* **Description of the task**
From the line containing "Output the underlying" down to the last line, set down each line exactly as it is, and nothing more. Leave the pictures out.

-- START Data extract --

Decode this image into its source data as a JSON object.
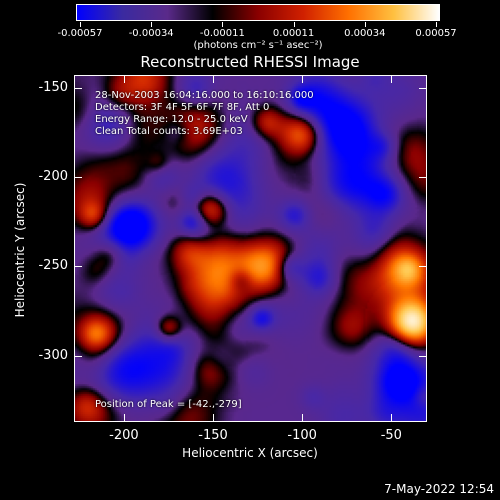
{
  "colorbar": {
    "gradient_colors": [
      "#0000ff",
      "#3a2aa0",
      "#5a2a8a",
      "#000000",
      "#8a0000",
      "#d02000",
      "#ff7000",
      "#ffc040",
      "#ffffff"
    ],
    "tick_labels": [
      "-0.00057",
      "-0.00034",
      "-0.00011",
      "0.00011",
      "0.00034",
      "0.00057"
    ],
    "units": "(photons cm⁻² s⁻¹ asec⁻²)"
  },
  "title": "Reconstructed RHESSI Image",
  "info": {
    "time": "28-Nov-2003 16:04:16.000 to 16:10:16.000",
    "detectors": "Detectors: 3F 4F 5F 6F 7F 8F, Att 0",
    "energy": "Energy Range: 12.0 - 25.0 keV",
    "method": "Clean     Total counts: 3.69E+03",
    "peak": "Position of Peak = [-42.,-279]"
  },
  "axes": {
    "xlabel": "Heliocentric X (arcsec)",
    "ylabel": "Heliocentric Y (arcsec)",
    "xlim": [
      -228,
      -30
    ],
    "ylim": [
      -337,
      -143
    ],
    "xticks": [
      "-200",
      "-150",
      "-100",
      "-50"
    ],
    "yticks": [
      "-150",
      "-200",
      "-250",
      "-300"
    ]
  },
  "timestamp": "7-May-2022 12:54"
}
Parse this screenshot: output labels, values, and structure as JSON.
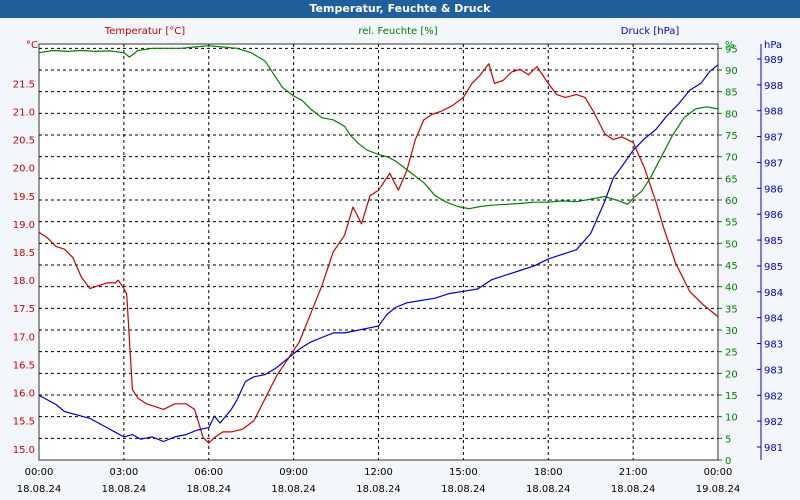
{
  "window": {
    "title": "Temperatur, Feuchte & Druck"
  },
  "colors": {
    "temperature": "#cc0000",
    "humidity": "#008000",
    "pressure": "#0000cc",
    "grid": "#000000",
    "axis": "#333333"
  },
  "chart_data": {
    "type": "line",
    "title": "Temperatur, Feuchte & Druck",
    "x_tick_labels": [
      {
        "time": "00:00",
        "date": "18.08.24"
      },
      {
        "time": "03:00",
        "date": "18.08.24"
      },
      {
        "time": "06:00",
        "date": "18.08.24"
      },
      {
        "time": "09:00",
        "date": "18.08.24"
      },
      {
        "time": "12:00",
        "date": "18.08.24"
      },
      {
        "time": "15:00",
        "date": "18.08.24"
      },
      {
        "time": "18:00",
        "date": "18.08.24"
      },
      {
        "time": "21:00",
        "date": "18.08.24"
      },
      {
        "time": "00:00",
        "date": "19.08.24"
      }
    ],
    "x_range_hours": [
      0,
      24
    ],
    "axes": {
      "temperature": {
        "label": "Temperatur [°C]",
        "unit": "°C",
        "ylim": [
          14.8,
          22.2
        ],
        "ticks": [
          15.0,
          15.5,
          16.0,
          16.5,
          17.0,
          17.5,
          18.0,
          18.5,
          19.0,
          19.5,
          20.0,
          20.5,
          21.0,
          21.5
        ],
        "tick_labels": [
          "15.0",
          "15.5",
          "16.0",
          "16.5",
          "17.0",
          "17.5",
          "18.0",
          "18.5",
          "19.0",
          "19.5",
          "20.0",
          "20.5",
          "21.0",
          "21.5"
        ]
      },
      "humidity": {
        "label": "rel. Feuchte [%]",
        "unit": "%",
        "ylim": [
          0,
          96
        ],
        "ticks": [
          0,
          5,
          10,
          15,
          20,
          25,
          30,
          35,
          40,
          45,
          50,
          55,
          60,
          65,
          70,
          75,
          80,
          85,
          90,
          95
        ],
        "tick_labels": [
          "0",
          "5",
          "10",
          "15",
          "20",
          "25",
          "30",
          "35",
          "40",
          "45",
          "50",
          "55",
          "60",
          "65",
          "70",
          "75",
          "80",
          "85",
          "90",
          "95"
        ]
      },
      "pressure": {
        "label": "Druck [hPa]",
        "unit": "hPa",
        "ylim": [
          980.6,
          989.6
        ],
        "tick_labels": [
          "981",
          "982",
          "982",
          "983",
          "983",
          "984",
          "984",
          "985",
          "985",
          "986",
          "986",
          "987",
          "987",
          "988",
          "988",
          "989"
        ]
      }
    },
    "series": [
      {
        "name": "Temperatur",
        "axis": "temperature",
        "color": "#cc0000",
        "x": [
          0,
          0.3,
          0.6,
          0.9,
          1.2,
          1.5,
          1.8,
          2.1,
          2.4,
          2.7,
          2.8,
          3.0,
          3.1,
          3.3,
          3.5,
          3.8,
          4.1,
          4.4,
          4.8,
          5.2,
          5.5,
          5.8,
          6.0,
          6.2,
          6.5,
          6.8,
          7.2,
          7.6,
          8.0,
          8.4,
          8.8,
          9.2,
          9.6,
          10.0,
          10.4,
          10.8,
          11.1,
          11.4,
          11.7,
          12.0,
          12.4,
          12.7,
          13.0,
          13.3,
          13.6,
          13.9,
          14.2,
          14.6,
          15.0,
          15.3,
          15.6,
          15.9,
          16.1,
          16.4,
          16.7,
          17.0,
          17.3,
          17.6,
          18.0,
          18.3,
          18.6,
          19.0,
          19.3,
          19.6,
          20.0,
          20.3,
          20.6,
          21.0,
          21.4,
          21.8,
          22.1,
          22.5,
          23.0,
          23.5,
          24.0
        ],
        "values": [
          18.85,
          18.75,
          18.6,
          18.55,
          18.4,
          18.05,
          17.85,
          17.9,
          17.95,
          17.95,
          18.0,
          17.85,
          17.75,
          16.05,
          15.9,
          15.8,
          15.75,
          15.7,
          15.8,
          15.8,
          15.7,
          15.2,
          15.1,
          15.2,
          15.3,
          15.3,
          15.35,
          15.5,
          15.9,
          16.3,
          16.6,
          16.9,
          17.4,
          17.9,
          18.5,
          18.8,
          19.3,
          19.0,
          19.5,
          19.6,
          19.9,
          19.6,
          19.95,
          20.5,
          20.85,
          20.95,
          21.0,
          21.1,
          21.25,
          21.5,
          21.65,
          21.85,
          21.5,
          21.55,
          21.7,
          21.75,
          21.65,
          21.8,
          21.5,
          21.3,
          21.25,
          21.3,
          21.25,
          21.0,
          20.6,
          20.5,
          20.55,
          20.45,
          20.0,
          19.4,
          18.9,
          18.3,
          17.8,
          17.55,
          17.35
        ]
      },
      {
        "name": "rel. Feuchte",
        "axis": "humidity",
        "color": "#008000",
        "x": [
          0,
          0.5,
          1,
          1.5,
          2,
          2.5,
          3,
          3.2,
          3.5,
          4,
          4.5,
          5,
          5.5,
          6,
          6.5,
          7,
          7.5,
          8,
          8.3,
          8.6,
          9,
          9.3,
          9.6,
          10,
          10.4,
          10.8,
          11,
          11.3,
          11.6,
          12,
          12.3,
          12.6,
          12.9,
          13.2,
          13.6,
          14,
          14.4,
          14.8,
          15.2,
          15.6,
          16,
          16.5,
          17,
          17.5,
          18,
          18.5,
          19,
          19.5,
          20,
          20.5,
          20.8,
          21,
          21.3,
          21.6,
          22,
          22.4,
          22.8,
          23.2,
          23.6,
          24
        ],
        "values": [
          94,
          94.5,
          94.3,
          94.5,
          94.3,
          94.4,
          94,
          93,
          94.5,
          95,
          95,
          95,
          95.3,
          95.6,
          95.3,
          95,
          94,
          92,
          89,
          86,
          84,
          83,
          81,
          79,
          78.5,
          77,
          75,
          73,
          71.5,
          70.5,
          70,
          69,
          67.5,
          66,
          64,
          61,
          59.5,
          58.5,
          58,
          58.5,
          58.8,
          59,
          59.2,
          59.5,
          59.5,
          59.8,
          59.6,
          60.2,
          60.8,
          59.8,
          59,
          60.4,
          62,
          65,
          70,
          75,
          79,
          81,
          81.5,
          81
        ]
      },
      {
        "name": "Druck",
        "axis": "pressure",
        "color": "#0000cc",
        "x": [
          0,
          0.3,
          0.6,
          0.9,
          1.2,
          1.5,
          1.8,
          2.1,
          2.4,
          2.7,
          3.0,
          3.3,
          3.6,
          4.0,
          4.4,
          4.8,
          5.2,
          5.6,
          6.0,
          6.2,
          6.4,
          6.6,
          6.8,
          7.0,
          7.3,
          7.6,
          8.0,
          8.4,
          8.8,
          9.2,
          9.6,
          10.0,
          10.4,
          10.8,
          11.2,
          11.6,
          12.0,
          12.3,
          12.6,
          13.0,
          13.5,
          14.0,
          14.5,
          15.0,
          15.5,
          16.0,
          16.5,
          17.0,
          17.5,
          18.0,
          18.5,
          19.0,
          19.5,
          20.0,
          20.3,
          20.6,
          21.0,
          21.4,
          21.8,
          22.2,
          22.6,
          23.0,
          23.4,
          23.7,
          24.0
        ],
        "values": [
          982.0,
          981.9,
          981.8,
          981.65,
          981.6,
          981.55,
          981.5,
          981.4,
          981.3,
          981.2,
          981.1,
          981.15,
          981.05,
          981.1,
          981.0,
          981.1,
          981.15,
          981.25,
          981.3,
          981.55,
          981.4,
          981.55,
          981.7,
          981.9,
          982.3,
          982.4,
          982.45,
          982.6,
          982.8,
          983.0,
          983.15,
          983.25,
          983.35,
          983.35,
          983.4,
          983.45,
          983.5,
          983.75,
          983.9,
          984.0,
          984.05,
          984.1,
          984.2,
          984.25,
          984.3,
          984.5,
          984.6,
          984.7,
          984.8,
          984.95,
          985.05,
          985.15,
          985.5,
          986.2,
          986.7,
          986.95,
          987.3,
          987.55,
          987.75,
          988.05,
          988.3,
          988.6,
          988.75,
          989.0,
          989.15
        ]
      }
    ]
  }
}
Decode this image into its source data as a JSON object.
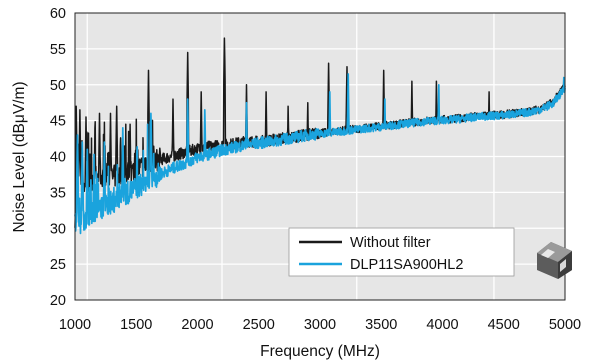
{
  "chart_data": {
    "type": "line",
    "title": "",
    "xlabel": "Frequency (MHz)",
    "ylabel": "Noise Level (dBμV/m)",
    "xlim": [
      1000,
      5000
    ],
    "ylim": [
      20,
      60
    ],
    "xticks": [
      "1000",
      "1500",
      "2000",
      "2500",
      "3000",
      "3500",
      "4000",
      "4500",
      "5000"
    ],
    "yticks": [
      "20",
      "25",
      "30",
      "35",
      "40",
      "45",
      "50",
      "55",
      "60"
    ],
    "grid": {
      "horizontal": true,
      "vertical": "selected",
      "vertical_at": [
        1100,
        2200,
        3300,
        4420
      ]
    },
    "background_color": "#e6e6e6",
    "legend_position": "bottom-right",
    "series": [
      {
        "name": "Without filter",
        "color": "#1a1a1a",
        "x": [
          1000,
          1010,
          1040,
          1080,
          1100,
          1150,
          1200,
          1260,
          1300,
          1360,
          1400,
          1500,
          1600,
          1700,
          1800,
          1900,
          2000,
          2100,
          2200,
          2300,
          2400,
          2500,
          2600,
          2700,
          2800,
          2900,
          3000,
          3100,
          3200,
          3300,
          3400,
          3500,
          3600,
          3700,
          3800,
          3900,
          4000,
          4100,
          4200,
          4300,
          4400,
          4500,
          4600,
          4700,
          4800,
          4900,
          5000
        ],
        "y": [
          31.5,
          34,
          38,
          35.5,
          36,
          37,
          37,
          37.5,
          37,
          37.2,
          37.5,
          38,
          39,
          39.5,
          40,
          40.5,
          41,
          41.3,
          41.5,
          41.7,
          42,
          42,
          42.2,
          42.5,
          42.7,
          43,
          43.2,
          43.4,
          43.6,
          43.8,
          44,
          44.2,
          44.4,
          44.6,
          44.8,
          45,
          45.1,
          45.2,
          45.4,
          45.6,
          45.7,
          45.8,
          46,
          46.2,
          46.6,
          47.5,
          49.8
        ],
        "spikes": [
          {
            "x": 1010,
            "y": 47
          },
          {
            "x": 1040,
            "y": 46.5
          },
          {
            "x": 1090,
            "y": 45.5
          },
          {
            "x": 1200,
            "y": 46
          },
          {
            "x": 1290,
            "y": 46
          },
          {
            "x": 1340,
            "y": 47
          },
          {
            "x": 1450,
            "y": 44.5
          },
          {
            "x": 1600,
            "y": 52
          },
          {
            "x": 1800,
            "y": 48
          },
          {
            "x": 1920,
            "y": 54.5
          },
          {
            "x": 2030,
            "y": 49
          },
          {
            "x": 2220,
            "y": 56.5
          },
          {
            "x": 2400,
            "y": 50
          },
          {
            "x": 2560,
            "y": 49
          },
          {
            "x": 2740,
            "y": 47
          },
          {
            "x": 2900,
            "y": 47.5
          },
          {
            "x": 3070,
            "y": 53
          },
          {
            "x": 3220,
            "y": 52.5
          },
          {
            "x": 3520,
            "y": 52
          },
          {
            "x": 3750,
            "y": 50.5
          },
          {
            "x": 3950,
            "y": 50.5
          },
          {
            "x": 4380,
            "y": 49
          },
          {
            "x": 4990,
            "y": 51
          }
        ]
      },
      {
        "name": "DLP11SA900HL2",
        "color": "#1aa3dd",
        "x": [
          1000,
          1010,
          1040,
          1080,
          1100,
          1150,
          1200,
          1260,
          1300,
          1360,
          1400,
          1500,
          1600,
          1700,
          1800,
          1900,
          2000,
          2100,
          2200,
          2300,
          2400,
          2500,
          2600,
          2700,
          2800,
          2900,
          3000,
          3100,
          3200,
          3300,
          3400,
          3500,
          3600,
          3700,
          3800,
          3900,
          4000,
          4100,
          4200,
          4300,
          4400,
          4500,
          4600,
          4700,
          4800,
          4900,
          5000
        ],
        "y": [
          31,
          31,
          30.5,
          31,
          31.5,
          32,
          32.5,
          33,
          33.5,
          34,
          34.5,
          35.5,
          36.5,
          37.5,
          38.3,
          39,
          39.8,
          40.3,
          40.8,
          41.2,
          41.5,
          41.8,
          42,
          42.3,
          42.6,
          42.9,
          43.1,
          43.3,
          43.5,
          43.7,
          43.9,
          44.1,
          44.3,
          44.5,
          44.7,
          44.9,
          45,
          45.1,
          45.3,
          45.5,
          45.6,
          45.7,
          45.9,
          46.1,
          46.5,
          47.3,
          49.5
        ],
        "spikes": [
          {
            "x": 1020,
            "y": 43
          },
          {
            "x": 1060,
            "y": 42
          },
          {
            "x": 1100,
            "y": 41
          },
          {
            "x": 1240,
            "y": 42
          },
          {
            "x": 1390,
            "y": 44
          },
          {
            "x": 1620,
            "y": 46
          },
          {
            "x": 1920,
            "y": 48
          },
          {
            "x": 2060,
            "y": 46.5
          },
          {
            "x": 2400,
            "y": 47.5
          },
          {
            "x": 3080,
            "y": 49
          },
          {
            "x": 3230,
            "y": 51.5
          },
          {
            "x": 3530,
            "y": 48
          },
          {
            "x": 3970,
            "y": 50
          },
          {
            "x": 4990,
            "y": 51
          }
        ]
      }
    ]
  }
}
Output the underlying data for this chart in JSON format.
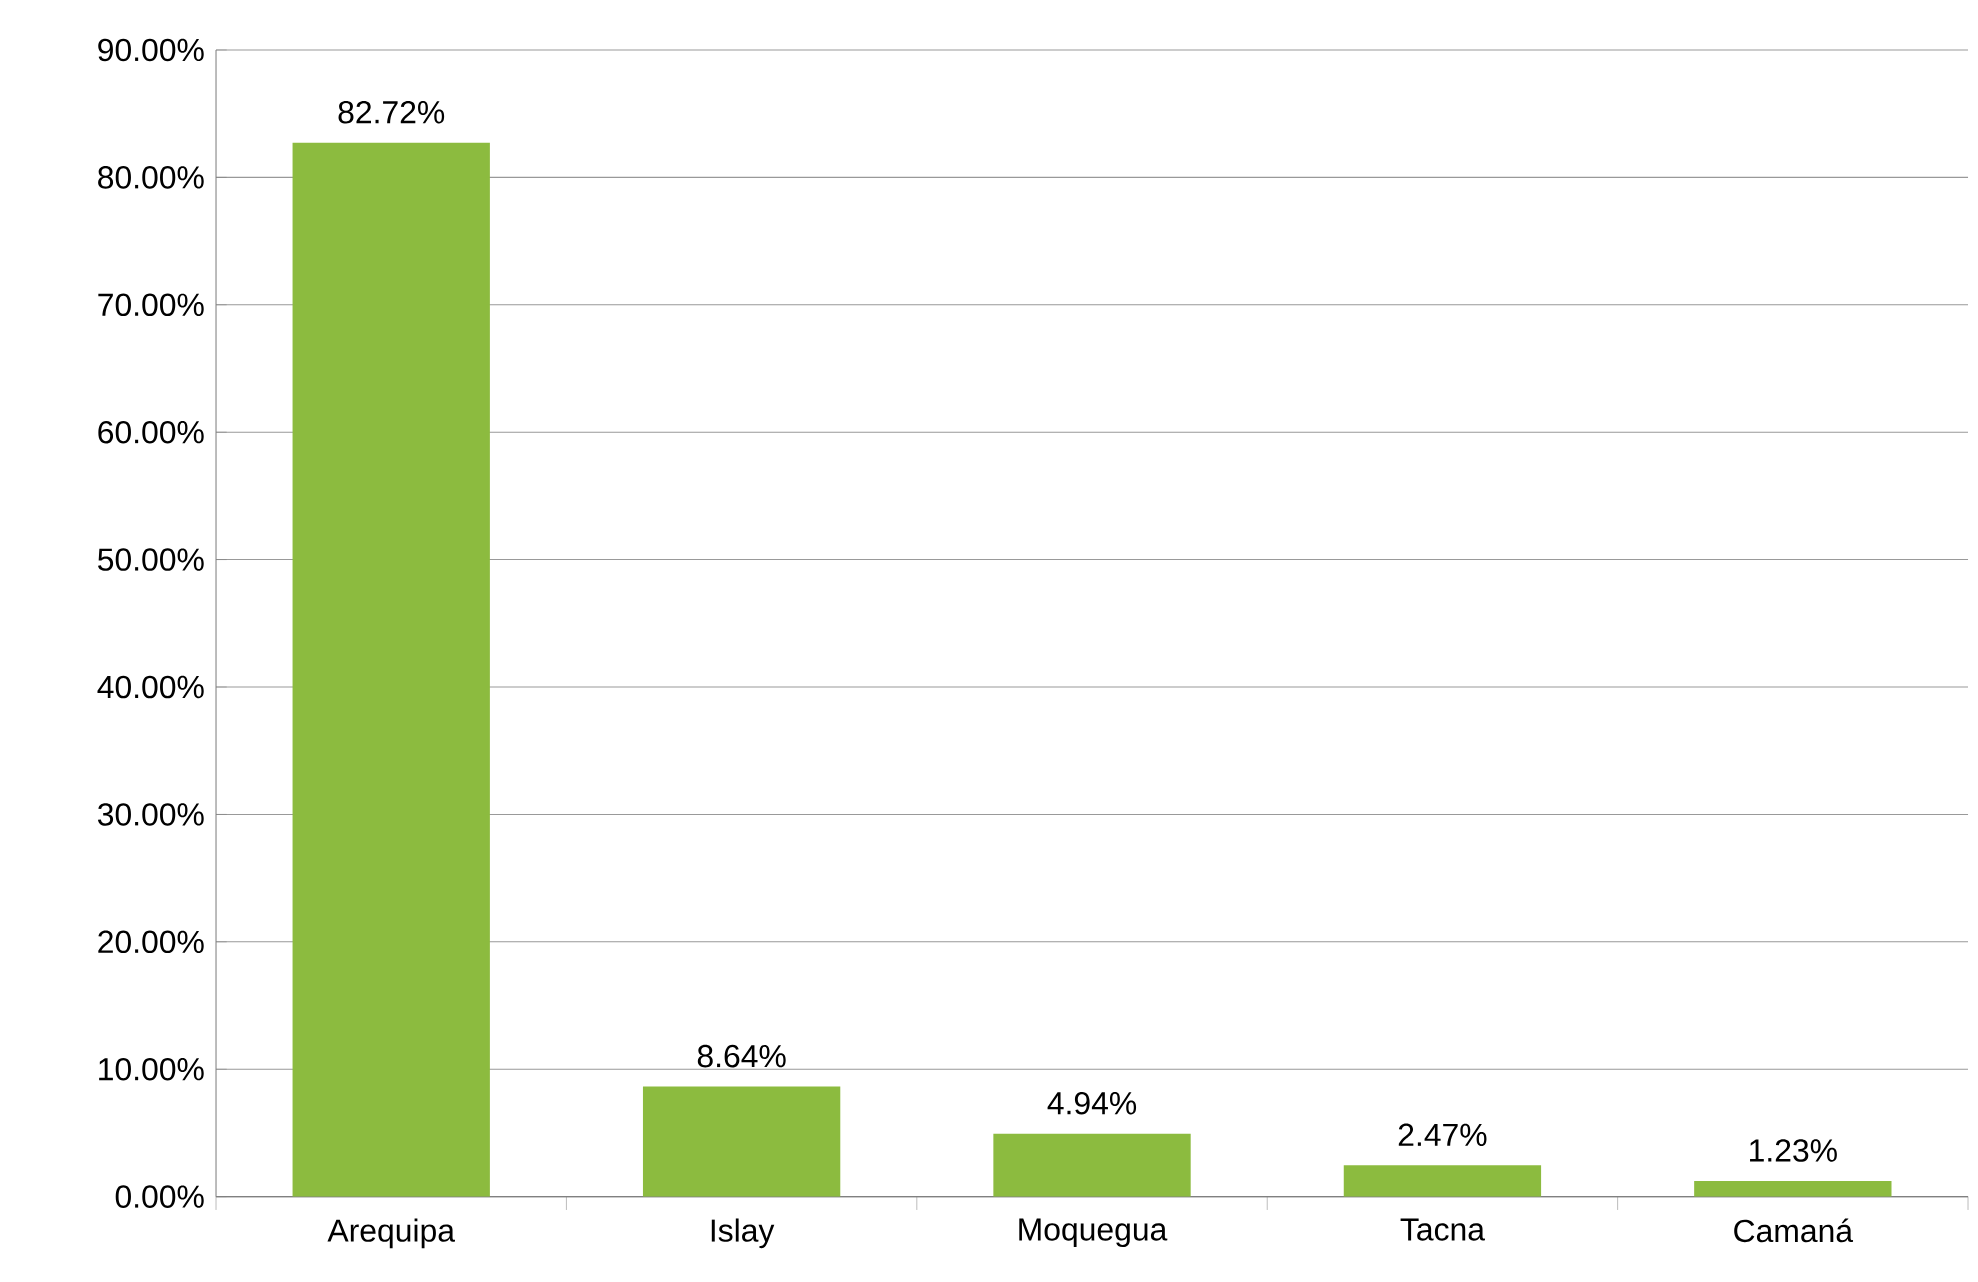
{
  "chart_data": {
    "type": "bar",
    "categories": [
      "Arequipa",
      "Islay",
      "Moquegua",
      "Tacna",
      "Camaná"
    ],
    "values": [
      82.72,
      8.64,
      4.94,
      2.47,
      1.23
    ],
    "value_labels": [
      "82.72%",
      "8.64%",
      "4.94%",
      "2.47%",
      "1.23%"
    ],
    "color": "#8cbb3f",
    "ylim": [
      0,
      90
    ],
    "yticks": [
      {
        "value": 0,
        "label": "0.00%"
      },
      {
        "value": 10,
        "label": "10.00%"
      },
      {
        "value": 20,
        "label": "20.00%"
      },
      {
        "value": 30,
        "label": "30.00%"
      },
      {
        "value": 40,
        "label": "40.00%"
      },
      {
        "value": 50,
        "label": "50.00%"
      },
      {
        "value": 60,
        "label": "60.00%"
      },
      {
        "value": 70,
        "label": "70.00%"
      },
      {
        "value": 80,
        "label": "80.00%"
      },
      {
        "value": 90,
        "label": "90.00%"
      }
    ],
    "grid": "y"
  }
}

-- END Data extract --

* **Exercise solution**
Output the underlying data for this chart in JSON format.
{
  "chart_data": {
    "type": "bar",
    "categories": [
      "Arequipa",
      "Islay",
      "Moquegua",
      "Tacna",
      "Camaná"
    ],
    "values": [
      82.72,
      8.64,
      4.94,
      2.47,
      1.23
    ],
    "value_labels": [
      "82.72%",
      "8.64%",
      "4.94%",
      "2.47%",
      "1.23%"
    ],
    "color": "#8cbb3f",
    "ylim": [
      0,
      90
    ],
    "yticks": [
      {
        "value": 0,
        "label": "0.00%"
      },
      {
        "value": 10,
        "label": "10.00%"
      },
      {
        "value": 20,
        "label": "20.00%"
      },
      {
        "value": 30,
        "label": "30.00%"
      },
      {
        "value": 40,
        "label": "40.00%"
      },
      {
        "value": 50,
        "label": "50.00%"
      },
      {
        "value": 60,
        "label": "60.00%"
      },
      {
        "value": 70,
        "label": "70.00%"
      },
      {
        "value": 80,
        "label": "80.00%"
      },
      {
        "value": 90,
        "label": "90.00%"
      }
    ],
    "grid": "y"
  }
}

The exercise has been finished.